+++ Dataset excerpts +++
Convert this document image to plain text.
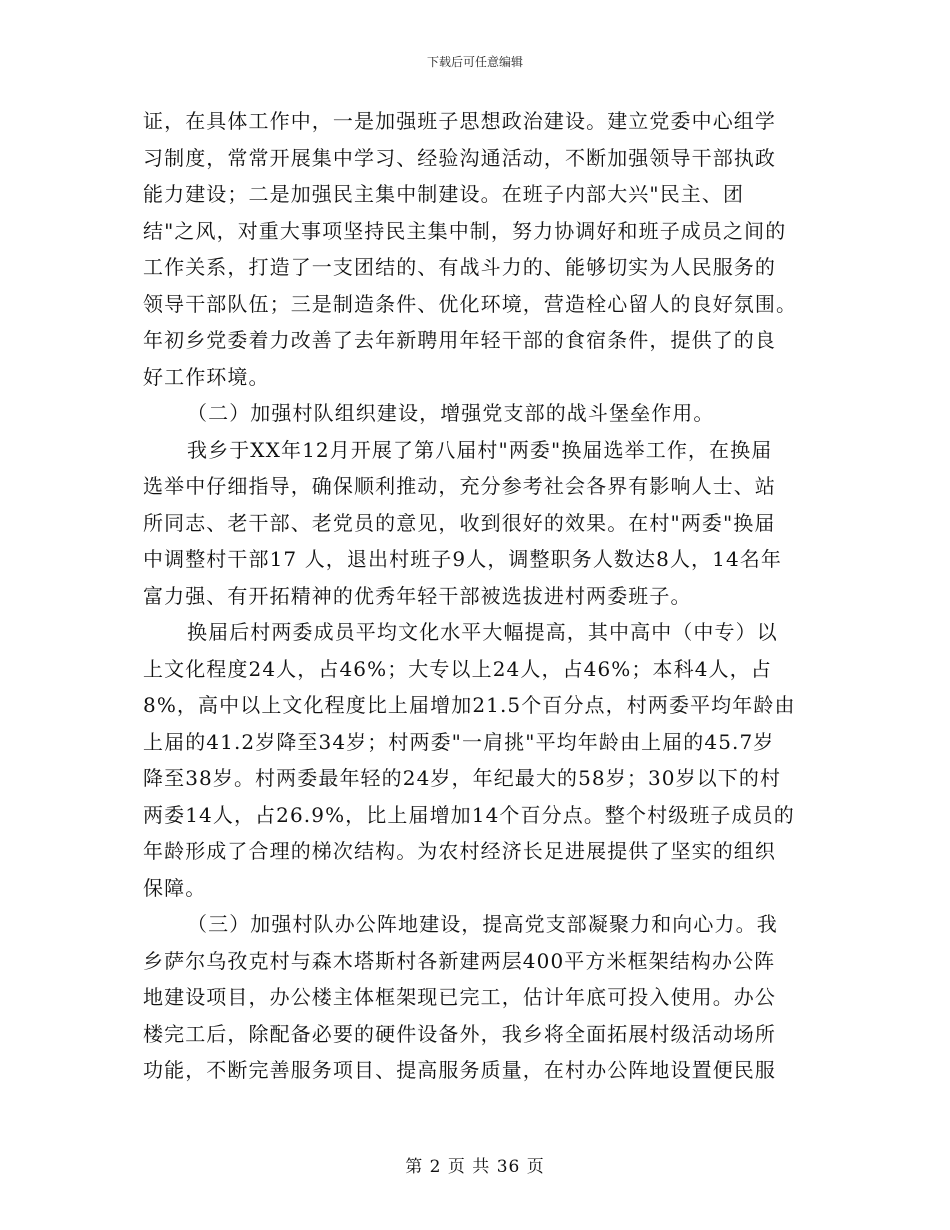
下载后可任意编辑
证，在具体工作中，一是加强班子思想政治建设。建立党委中心组学
习制度，常常开展集中学习、经验沟通活动，不断加强领导干部执政
能力建设；二是加强民主集中制建设。在班子内部大兴"民主、团
结"之风，对重大事项坚持民主集中制，努力协调好和班子成员之间的
工作关系，打造了一支团结的、有战斗力的、能够切实为人民服务的
领导干部队伍；三是制造条件、优化环境，营造栓心留人的良好氛围。
年初乡党委着力改善了去年新聘用年轻干部的食宿条件，提供了的良
好工作环境。
（二）加强村队组织建设，增强党支部的战斗堡垒作用。
我乡于XX年12月开展了第八届村"两委"换届选举工作，在换届
选举中仔细指导，确保顺利推动，充分参考社会各界有影响人士、站
所同志、老干部、老党员的意见，收到很好的效果。在村"两委"换届
中调整村干部17 人，退出村班子9人，调整职务人数达8人，14名年
富力强、有开拓精神的优秀年轻干部被选拔进村两委班子。
换届后村两委成员平均文化水平大幅提高，其中高中（中专）以
上文化程度24人，占46%；大专以上24人，占46%；本科4人，占
8%，高中以上文化程度比上届增加21.5个百分点，村两委平均年龄由
上届的41.2岁降至34岁；村两委"一肩挑"平均年龄由上届的45.7岁
降至38岁。村两委最年轻的24岁，年纪最大的58岁；30岁以下的村
两委14人，占26.9%，比上届增加14个百分点。整个村级班子成员的
年龄形成了合理的梯次结构。为农村经济长足进展提供了坚实的组织
保障。
（三）加强村队办公阵地建设，提高党支部凝聚力和向心力。我
乡萨尔乌孜克村与森木塔斯村各新建两层400平方米框架结构办公阵
地建设项目，办公楼主体框架现已完工，估计年底可投入使用。办公
楼完工后，除配备必要的硬件设备外，我乡将全面拓展村级活动场所
功能，不断完善服务项目、提高服务质量，在村办公阵地设置便民服
第 2 页 共 36 页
+++
**Required task**
Strip the images and reproduce the remaining records precisely.

**Written reply**
Convert this document image to plain text.
下载后可任意编辑
证，在具体工作中，一是加强班子思想政治建设。建立党委中心组学
习制度，常常开展集中学习、经验沟通活动，不断加强领导干部执政
能力建设；二是加强民主集中制建设。在班子内部大兴"民主、团
结"之风，对重大事项坚持民主集中制，努力协调好和班子成员之间的
工作关系，打造了一支团结的、有战斗力的、能够切实为人民服务的
领导干部队伍；三是制造条件、优化环境，营造栓心留人的良好氛围。
年初乡党委着力改善了去年新聘用年轻干部的食宿条件，提供了的良
好工作环境。
（二）加强村队组织建设，增强党支部的战斗堡垒作用。
我乡于XX年12月开展了第八届村"两委"换届选举工作，在换届
选举中仔细指导，确保顺利推动，充分参考社会各界有影响人士、站
所同志、老干部、老党员的意见，收到很好的效果。在村"两委"换届
中调整村干部17 人，退出村班子9人，调整职务人数达8人，14名年
富力强、有开拓精神的优秀年轻干部被选拔进村两委班子。
换届后村两委成员平均文化水平大幅提高，其中高中（中专）以
上文化程度24人，占46%；大专以上24人，占46%；本科4人，占
8%，高中以上文化程度比上届增加21.5个百分点，村两委平均年龄由
上届的41.2岁降至34岁；村两委"一肩挑"平均年龄由上届的45.7岁
降至38岁。村两委最年轻的24岁，年纪最大的58岁；30岁以下的村
两委14人，占26.9%，比上届增加14个百分点。整个村级班子成员的
年龄形成了合理的梯次结构。为农村经济长足进展提供了坚实的组织
保障。
（三）加强村队办公阵地建设，提高党支部凝聚力和向心力。我
乡萨尔乌孜克村与森木塔斯村各新建两层400平方米框架结构办公阵
地建设项目，办公楼主体框架现已完工，估计年底可投入使用。办公
楼完工后，除配备必要的硬件设备外，我乡将全面拓展村级活动场所
功能，不断完善服务项目、提高服务质量，在村办公阵地设置便民服
第 2 页 共 36 页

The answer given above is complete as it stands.